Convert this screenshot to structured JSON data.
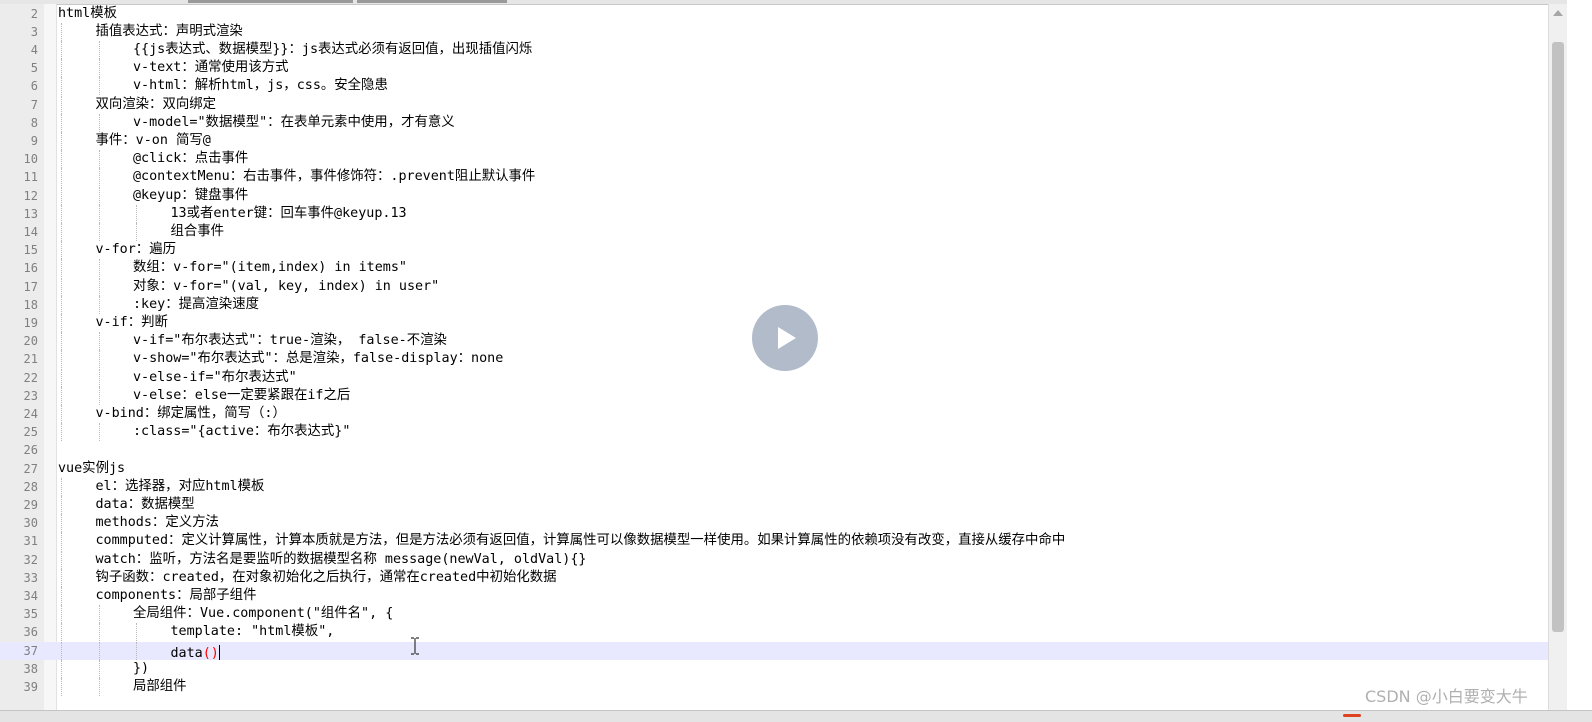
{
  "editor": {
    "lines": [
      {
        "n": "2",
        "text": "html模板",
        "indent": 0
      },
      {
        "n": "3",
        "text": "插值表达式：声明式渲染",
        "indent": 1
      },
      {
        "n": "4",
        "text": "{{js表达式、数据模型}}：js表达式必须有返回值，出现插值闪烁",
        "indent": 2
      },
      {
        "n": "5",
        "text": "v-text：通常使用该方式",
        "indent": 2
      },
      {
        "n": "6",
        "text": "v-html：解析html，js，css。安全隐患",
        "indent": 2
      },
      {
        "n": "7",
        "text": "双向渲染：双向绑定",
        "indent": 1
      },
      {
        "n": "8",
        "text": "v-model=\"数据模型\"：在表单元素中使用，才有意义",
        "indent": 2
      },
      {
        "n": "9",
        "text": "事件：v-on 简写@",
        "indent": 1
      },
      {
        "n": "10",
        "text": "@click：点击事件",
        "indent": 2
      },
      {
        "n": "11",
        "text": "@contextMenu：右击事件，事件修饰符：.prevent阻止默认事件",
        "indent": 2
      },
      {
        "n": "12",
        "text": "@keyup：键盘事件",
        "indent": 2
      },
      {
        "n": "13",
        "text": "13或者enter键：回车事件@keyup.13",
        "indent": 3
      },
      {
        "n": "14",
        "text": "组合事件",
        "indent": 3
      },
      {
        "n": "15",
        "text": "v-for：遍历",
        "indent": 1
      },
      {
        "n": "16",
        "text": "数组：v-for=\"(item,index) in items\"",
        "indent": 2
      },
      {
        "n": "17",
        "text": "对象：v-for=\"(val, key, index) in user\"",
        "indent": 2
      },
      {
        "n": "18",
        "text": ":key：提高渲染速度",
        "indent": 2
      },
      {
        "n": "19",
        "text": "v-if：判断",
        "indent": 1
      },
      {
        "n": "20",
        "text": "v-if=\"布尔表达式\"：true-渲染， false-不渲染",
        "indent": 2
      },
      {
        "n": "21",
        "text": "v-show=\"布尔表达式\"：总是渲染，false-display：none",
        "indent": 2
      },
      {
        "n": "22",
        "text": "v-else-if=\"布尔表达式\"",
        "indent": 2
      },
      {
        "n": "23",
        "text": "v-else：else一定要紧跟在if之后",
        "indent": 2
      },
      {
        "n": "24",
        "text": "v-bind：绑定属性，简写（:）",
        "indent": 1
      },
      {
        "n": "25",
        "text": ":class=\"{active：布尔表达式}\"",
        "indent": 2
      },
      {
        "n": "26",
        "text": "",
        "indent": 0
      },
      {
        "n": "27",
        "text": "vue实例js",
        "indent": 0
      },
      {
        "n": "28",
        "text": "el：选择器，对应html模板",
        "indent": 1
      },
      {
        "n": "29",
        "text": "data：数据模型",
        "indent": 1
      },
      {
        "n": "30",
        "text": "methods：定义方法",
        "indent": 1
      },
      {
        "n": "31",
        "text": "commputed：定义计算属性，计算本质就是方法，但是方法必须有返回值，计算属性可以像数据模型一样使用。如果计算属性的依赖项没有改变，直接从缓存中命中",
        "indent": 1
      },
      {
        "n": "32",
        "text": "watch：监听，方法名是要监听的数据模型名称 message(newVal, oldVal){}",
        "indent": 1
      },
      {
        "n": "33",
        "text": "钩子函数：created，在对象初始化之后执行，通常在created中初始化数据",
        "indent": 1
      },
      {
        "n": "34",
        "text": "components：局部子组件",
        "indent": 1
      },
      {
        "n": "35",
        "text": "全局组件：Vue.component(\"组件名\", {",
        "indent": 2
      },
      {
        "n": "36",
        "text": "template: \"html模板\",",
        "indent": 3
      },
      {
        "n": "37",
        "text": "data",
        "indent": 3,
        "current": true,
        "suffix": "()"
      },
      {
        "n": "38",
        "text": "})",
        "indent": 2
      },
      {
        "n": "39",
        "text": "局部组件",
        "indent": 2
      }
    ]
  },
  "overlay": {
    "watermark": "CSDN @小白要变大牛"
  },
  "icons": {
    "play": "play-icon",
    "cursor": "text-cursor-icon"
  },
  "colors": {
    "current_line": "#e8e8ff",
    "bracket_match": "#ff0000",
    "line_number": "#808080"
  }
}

**Task statement**
Repeat the records above exactly, leaving out any pictures they contain.

**Written answer**
Convert this screenshot to structured JSON data.
{
  "editor": {
    "lines": [
      {
        "n": "2",
        "text": "html模板",
        "indent": 0
      },
      {
        "n": "3",
        "text": "插值表达式：声明式渲染",
        "indent": 1
      },
      {
        "n": "4",
        "text": "{{js表达式、数据模型}}：js表达式必须有返回值，出现插值闪烁",
        "indent": 2
      },
      {
        "n": "5",
        "text": "v-text：通常使用该方式",
        "indent": 2
      },
      {
        "n": "6",
        "text": "v-html：解析html，js，css。安全隐患",
        "indent": 2
      },
      {
        "n": "7",
        "text": "双向渲染：双向绑定",
        "indent": 1
      },
      {
        "n": "8",
        "text": "v-model=\"数据模型\"：在表单元素中使用，才有意义",
        "indent": 2
      },
      {
        "n": "9",
        "text": "事件：v-on 简写@",
        "indent": 1
      },
      {
        "n": "10",
        "text": "@click：点击事件",
        "indent": 2
      },
      {
        "n": "11",
        "text": "@contextMenu：右击事件，事件修饰符：.prevent阻止默认事件",
        "indent": 2
      },
      {
        "n": "12",
        "text": "@keyup：键盘事件",
        "indent": 2
      },
      {
        "n": "13",
        "text": "13或者enter键：回车事件@keyup.13",
        "indent": 3
      },
      {
        "n": "14",
        "text": "组合事件",
        "indent": 3
      },
      {
        "n": "15",
        "text": "v-for：遍历",
        "indent": 1
      },
      {
        "n": "16",
        "text": "数组：v-for=\"(item,index) in items\"",
        "indent": 2
      },
      {
        "n": "17",
        "text": "对象：v-for=\"(val, key, index) in user\"",
        "indent": 2
      },
      {
        "n": "18",
        "text": ":key：提高渲染速度",
        "indent": 2
      },
      {
        "n": "19",
        "text": "v-if：判断",
        "indent": 1
      },
      {
        "n": "20",
        "text": "v-if=\"布尔表达式\"：true-渲染， false-不渲染",
        "indent": 2
      },
      {
        "n": "21",
        "text": "v-show=\"布尔表达式\"：总是渲染，false-display：none",
        "indent": 2
      },
      {
        "n": "22",
        "text": "v-else-if=\"布尔表达式\"",
        "indent": 2
      },
      {
        "n": "23",
        "text": "v-else：else一定要紧跟在if之后",
        "indent": 2
      },
      {
        "n": "24",
        "text": "v-bind：绑定属性，简写（:）",
        "indent": 1
      },
      {
        "n": "25",
        "text": ":class=\"{active：布尔表达式}\"",
        "indent": 2
      },
      {
        "n": "26",
        "text": "",
        "indent": 0
      },
      {
        "n": "27",
        "text": "vue实例js",
        "indent": 0
      },
      {
        "n": "28",
        "text": "el：选择器，对应html模板",
        "indent": 1
      },
      {
        "n": "29",
        "text": "data：数据模型",
        "indent": 1
      },
      {
        "n": "30",
        "text": "methods：定义方法",
        "indent": 1
      },
      {
        "n": "31",
        "text": "commputed：定义计算属性，计算本质就是方法，但是方法必须有返回值，计算属性可以像数据模型一样使用。如果计算属性的依赖项没有改变，直接从缓存中命中",
        "indent": 1
      },
      {
        "n": "32",
        "text": "watch：监听，方法名是要监听的数据模型名称 message(newVal, oldVal){}",
        "indent": 1
      },
      {
        "n": "33",
        "text": "钩子函数：created，在对象初始化之后执行，通常在created中初始化数据",
        "indent": 1
      },
      {
        "n": "34",
        "text": "components：局部子组件",
        "indent": 1
      },
      {
        "n": "35",
        "text": "全局组件：Vue.component(\"组件名\", {",
        "indent": 2
      },
      {
        "n": "36",
        "text": "template: \"html模板\",",
        "indent": 3
      },
      {
        "n": "37",
        "text": "data",
        "indent": 3,
        "current": true,
        "suffix": "()"
      },
      {
        "n": "38",
        "text": "})",
        "indent": 2
      },
      {
        "n": "39",
        "text": "局部组件",
        "indent": 2
      }
    ]
  },
  "overlay": {
    "watermark": "CSDN @小白要变大牛"
  },
  "icons": {
    "play": "play-icon",
    "cursor": "text-cursor-icon"
  },
  "colors": {
    "current_line": "#e8e8ff",
    "bracket_match": "#ff0000",
    "line_number": "#808080"
  }
}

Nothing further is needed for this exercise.